→ **TASK DIRECTIONS**: Please repeat the records from the line containing "Point (131, 564, 153, 578)" down to the line containing "Point (149, 545, 172, 559)", replacing "Point" with "Marker" and changing nothing else.

→ **DATA RECORDS**:
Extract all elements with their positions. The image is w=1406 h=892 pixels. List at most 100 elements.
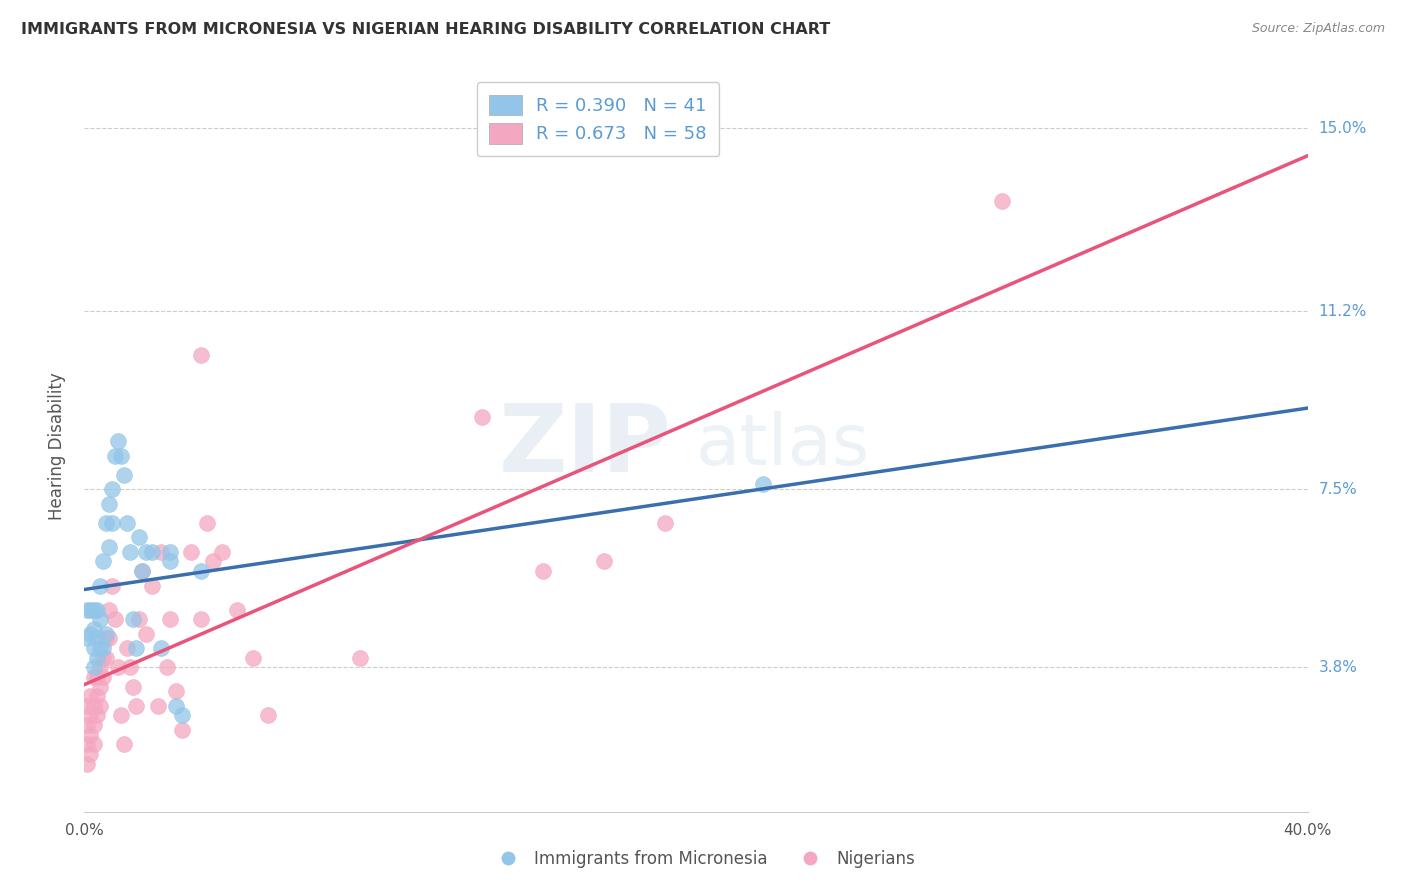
Point (131, 564, 153, 578)
Point (83, 737, 105, 751)
Point (159, 554, 181, 568)
Point (115, 641, 138, 656)
Point (101, 578, 124, 592)
Point (89, 641, 111, 656)
Point (76, 718, 98, 732)
Point (79, 728, 101, 742)
Point (471, 410, 494, 425)
Point (94, 626, 117, 640)
Point (83, 718, 105, 732)
Point (159, 545, 181, 559)
Point (531, 564, 554, 578)
Point (94, 516, 117, 530)
Text: 15.0%: 15.0% (1319, 121, 1367, 136)
Point (141, 545, 163, 559)
Point (91, 641, 114, 656)
Point (83, 660, 105, 674)
Point (149, 545, 172, 559)
Text: atlas: atlas (696, 411, 870, 481)
Point (120, 545, 142, 559)
Point (156, 660, 179, 674)
Point (165, 698, 187, 713)
Point (89, 612, 111, 626)
Text: Source: ZipAtlas.com: Source: ZipAtlas.com (1251, 22, 1385, 36)
Text: 7.5%: 7.5% (1319, 482, 1357, 497)
Point (79, 708, 101, 723)
Point (83, 641, 105, 656)
Point (349, 650, 371, 665)
Point (86, 670, 108, 684)
Point (110, 449, 132, 463)
Point (991, 194, 1014, 208)
Point (190, 612, 212, 626)
Point (89, 578, 111, 592)
Point (89, 680, 111, 694)
Text: ZIP: ZIP (499, 400, 672, 492)
Point (159, 612, 181, 626)
Point (89, 698, 111, 713)
Point (128, 530, 150, 544)
Point (654, 516, 676, 530)
Point (83, 698, 105, 713)
Point (86, 690, 108, 704)
Point (242, 650, 264, 665)
Point (79, 690, 101, 704)
Point (94, 632, 117, 646)
Point (125, 641, 148, 656)
Point (172, 723, 194, 737)
Point (101, 516, 124, 530)
Point (83, 622, 105, 636)
Point (135, 626, 157, 640)
Point (115, 516, 138, 530)
Point (165, 684, 187, 698)
Point (86, 632, 108, 646)
Point (190, 564, 212, 578)
Point (86, 650, 108, 665)
Point (76, 698, 98, 713)
Point (76, 756, 98, 771)
Point (86, 708, 108, 723)
Point (86, 602, 108, 616)
Point (97, 497, 120, 511)
Legend: Immigrants from Micronesia, Nigerians: Immigrants from Micronesia, Nigerians (485, 844, 921, 875)
Point (91, 670, 114, 684)
Point (94, 650, 117, 665)
Point (79, 602, 101, 616)
Point (257, 708, 280, 723)
Point (97, 540, 120, 554)
Point (172, 708, 194, 723)
Point (107, 660, 129, 674)
Point (195, 516, 218, 530)
Text: IMMIGRANTS FROM MICRONESIA VS NIGERIAN HEARING DISABILITY CORRELATION CHART: IMMIGRANTS FROM MICRONESIA VS NIGERIAN H… (21, 22, 831, 37)
Point (149, 641, 172, 656)
Point (128, 612, 150, 626)
Point (122, 612, 145, 626)
Point (180, 545, 202, 559)
Point (211, 545, 233, 559)
Text: 3.8%: 3.8% (1319, 660, 1358, 675)
Point (201, 554, 224, 568)
Point (141, 578, 163, 592)
Point (112, 737, 135, 751)
Point (135, 545, 157, 559)
Point (83, 602, 105, 616)
Point (91, 650, 114, 665)
Point (76, 632, 98, 646)
Point (146, 698, 169, 713)
Legend: R = 0.390   N = 41, R = 0.673   N = 58: R = 0.390 N = 41, R = 0.673 N = 58 (477, 82, 720, 156)
Point (83, 670, 105, 684)
Point (120, 660, 142, 674)
Point (97, 632, 120, 646)
Point (226, 602, 249, 616)
Point (190, 348, 212, 362)
Point (91, 554, 114, 568)
Point (101, 483, 124, 497)
Point (104, 612, 127, 626)
Point (76, 737, 98, 751)
Point (107, 434, 129, 449)
Point (89, 660, 111, 674)
Point (593, 554, 616, 568)
Point (112, 467, 135, 482)
Point (79, 626, 101, 640)
Point (125, 698, 148, 713)
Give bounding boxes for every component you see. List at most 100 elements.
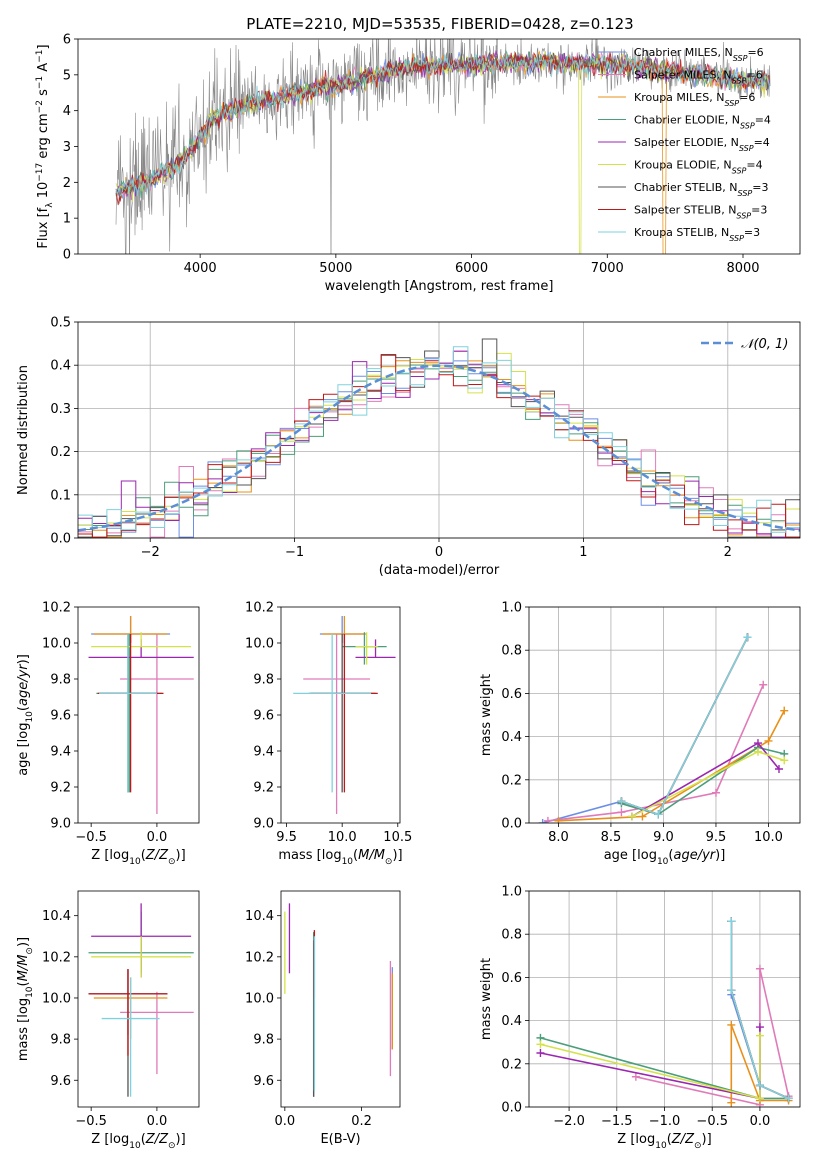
y-tick-label: 9.8	[50, 1033, 71, 1048]
mass-weight-line	[547, 684, 764, 822]
mass-weight-marker	[543, 816, 552, 823]
y-axis-label: mass weight	[479, 674, 494, 756]
x-tick-label: 8000	[726, 261, 759, 276]
legend-label: 𝒩(0, 1)	[741, 337, 788, 352]
x-tick-label: 4000	[184, 261, 217, 276]
y-tick-label: 0.4	[50, 359, 71, 374]
y-axis-label: mass [log10(M/M⊙)]	[16, 937, 35, 1061]
errorbar-point	[120, 634, 194, 814]
weight-Z-panel: −2.0 −1.5 −1.0 −0.5 0.0 0.0 0.2 0.4 0.6 0.8 1.0 Z […	[479, 885, 801, 1151]
mass-weight-marker	[654, 810, 663, 819]
y-tick-label: 9.8	[253, 673, 274, 688]
y-tick-label: 0.1	[50, 488, 71, 503]
mass-weight-marker	[631, 1072, 640, 1081]
y-tick-label: 2	[63, 176, 71, 191]
y-tick-label: 10.0	[245, 637, 274, 652]
y-tick-label: 10.0	[42, 991, 71, 1006]
mass-weight-line	[621, 636, 749, 816]
x-tick-label: −1	[285, 545, 304, 560]
x-tick-label: 0.0	[274, 1114, 295, 1129]
x-axis-label: age [log10(age/yr)]	[604, 848, 726, 867]
errorbar-point	[91, 632, 192, 648]
y-tick-label: 0.0	[50, 532, 71, 547]
errorbar-point	[88, 969, 168, 1056]
y-tick-label: 0.8	[501, 644, 522, 659]
age-Z-plot-area	[88, 616, 194, 814]
mass-weight-line	[621, 746, 785, 816]
y-tick-label: 3	[63, 140, 71, 155]
y-tick-label: 9.2	[50, 781, 71, 796]
mass-weight-marker	[755, 1081, 764, 1090]
y-tick-label: 10.0	[245, 991, 274, 1006]
spectrum-plot-area	[115, 39, 771, 254]
axes-frame	[77, 890, 200, 1108]
mass-weight-line	[540, 1027, 761, 1100]
legend-label: Kroupa STELIB, NSSP=3	[634, 226, 760, 243]
y-axis-label: Flux [fλ 10−17 erg cm−2 s−1 A−1]	[35, 44, 55, 248]
weight-age-plot-area	[538, 633, 789, 823]
y-tick-label: 9.6	[253, 1074, 274, 1089]
normal-curve	[78, 364, 800, 532]
y-tick-label: 4	[63, 104, 71, 119]
mass-weight-marker	[784, 1094, 793, 1103]
x-tick-label: 10.0	[754, 830, 783, 845]
mass-weight-marker	[759, 680, 768, 689]
errorbar-point	[355, 632, 378, 665]
x-tick-label: 5000	[319, 261, 352, 276]
y-tick-label: 10.2	[42, 601, 71, 616]
mass-weight-marker	[617, 797, 626, 806]
y-tick-label: 9.8	[50, 673, 71, 688]
y-tick-label: 10.2	[245, 601, 274, 616]
y-tick-label: 0.4	[501, 1014, 522, 1029]
y-tick-label: 1	[63, 212, 71, 227]
residuals-plot-area	[78, 338, 800, 538]
spectrum-legend: Chabrier MILES, NSSP=6 Salpeter MILES, NS…	[598, 46, 771, 243]
mass-weight-marker	[743, 633, 752, 642]
x-tick-label: 10.0	[328, 830, 357, 845]
x-tick-label: 8.5	[601, 830, 622, 845]
y-tick-label: 0.2	[501, 1057, 522, 1072]
x-tick-label: 0.0	[147, 1114, 168, 1129]
mass-weight-line	[558, 710, 785, 822]
y-tick-label: 0.6	[501, 971, 522, 986]
x-tick-label: 9.0	[653, 830, 674, 845]
x-tick-label: 8.0	[548, 830, 569, 845]
y-tick-label: 0.2	[501, 773, 522, 788]
mass-weight-line	[621, 636, 749, 816]
y-tick-label: 9.4	[253, 745, 274, 760]
mass-EBV-panel: 0.0 0.2 9.6 9.8 10.0 10.2 10.4 E(B-V)	[245, 890, 401, 1147]
x-tick-label: 10.5	[383, 830, 412, 845]
errorbar-point	[99, 634, 157, 793]
x-axis-label: wavelength [Angstrom, rest frame]	[325, 279, 554, 294]
legend-label: Chabrier STELIB, NSSP=3	[634, 181, 768, 198]
errorbar-point	[342, 632, 387, 665]
errorbar-point	[101, 977, 160, 1097]
model-spectrum-line	[115, 49, 771, 199]
mass-weight-marker	[780, 756, 789, 765]
mass-weight-marker	[764, 736, 773, 745]
x-axis-label: mass [log10(M/M⊙)]	[278, 848, 402, 867]
y-tick-label: 0.0	[501, 817, 522, 832]
x-axis-label: Z [log10(Z/Z⊙)]	[617, 1132, 711, 1151]
y-tick-label: 0	[63, 248, 71, 263]
x-tick-label: 0.2	[351, 1114, 372, 1129]
age-Z-panel: −0.5 0.0 9.0 9.2 9.4 9.6 9.8 10.0 10.2 Z [log10(Z…	[16, 601, 200, 867]
mass-weight-marker	[755, 1094, 764, 1103]
x-tick-label: −0.5	[75, 830, 107, 845]
x-tick-label: −1.0	[649, 1114, 681, 1129]
y-axis-label: age [log10(age/yr)]	[16, 654, 35, 776]
mass-weight-line	[621, 636, 749, 816]
y-tick-label: 10.2	[245, 950, 274, 965]
y-tick-label: 10.4	[42, 909, 71, 924]
mass-weight-marker	[638, 812, 647, 821]
y-tick-label: 9.0	[253, 817, 274, 832]
x-tick-label: −2	[141, 545, 160, 560]
x-tick-label: 1	[579, 545, 587, 560]
y-tick-label: 6	[63, 33, 71, 48]
legend-label: Salpeter STELIB, NSSP=3	[634, 204, 767, 221]
weight-Z-plot-area	[536, 917, 793, 1107]
model-spectrum-line	[115, 51, 771, 206]
y-tick-label: 9.6	[50, 1074, 71, 1089]
residuals-panel: −2 −1 0 1 2 0.0 0.1 0.2 0.3 0.4 0.5 (data-model)/er…	[16, 316, 801, 578]
mass-Z-panel: −0.5 0.0 9.6 9.8 10.0 10.2 10.4 Z [log10(Z/Z⊙)]…	[16, 890, 200, 1151]
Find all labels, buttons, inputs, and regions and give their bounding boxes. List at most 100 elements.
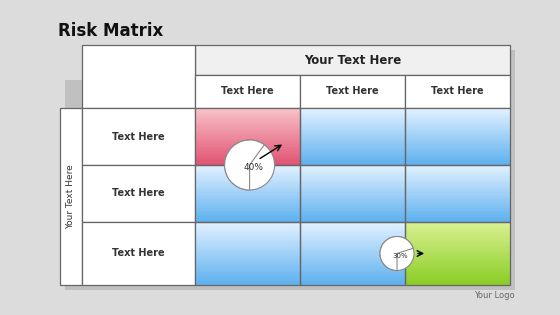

→ **CORRECT RESULT**:
Marker (131, 564, 153, 578)
Marker (83, 737, 105, 751)
Marker (159, 554, 181, 568)
Marker (115, 641, 138, 656)
Marker (101, 578, 124, 592)
Marker (89, 641, 111, 656)
Marker (76, 718, 98, 732)
Marker (79, 728, 101, 742)
Marker (471, 410, 494, 425)
Marker (94, 626, 117, 640)
Marker (83, 718, 105, 732)
Marker (159, 545, 181, 559)
Marker (531, 564, 554, 578)
Marker (94, 516, 117, 530)
Text: 15.0%: 15.0% (1319, 121, 1367, 136)
Marker (141, 545, 163, 559)
Marker (91, 641, 114, 656)
Marker (83, 660, 105, 674)
Marker (149, 545, 172, 559)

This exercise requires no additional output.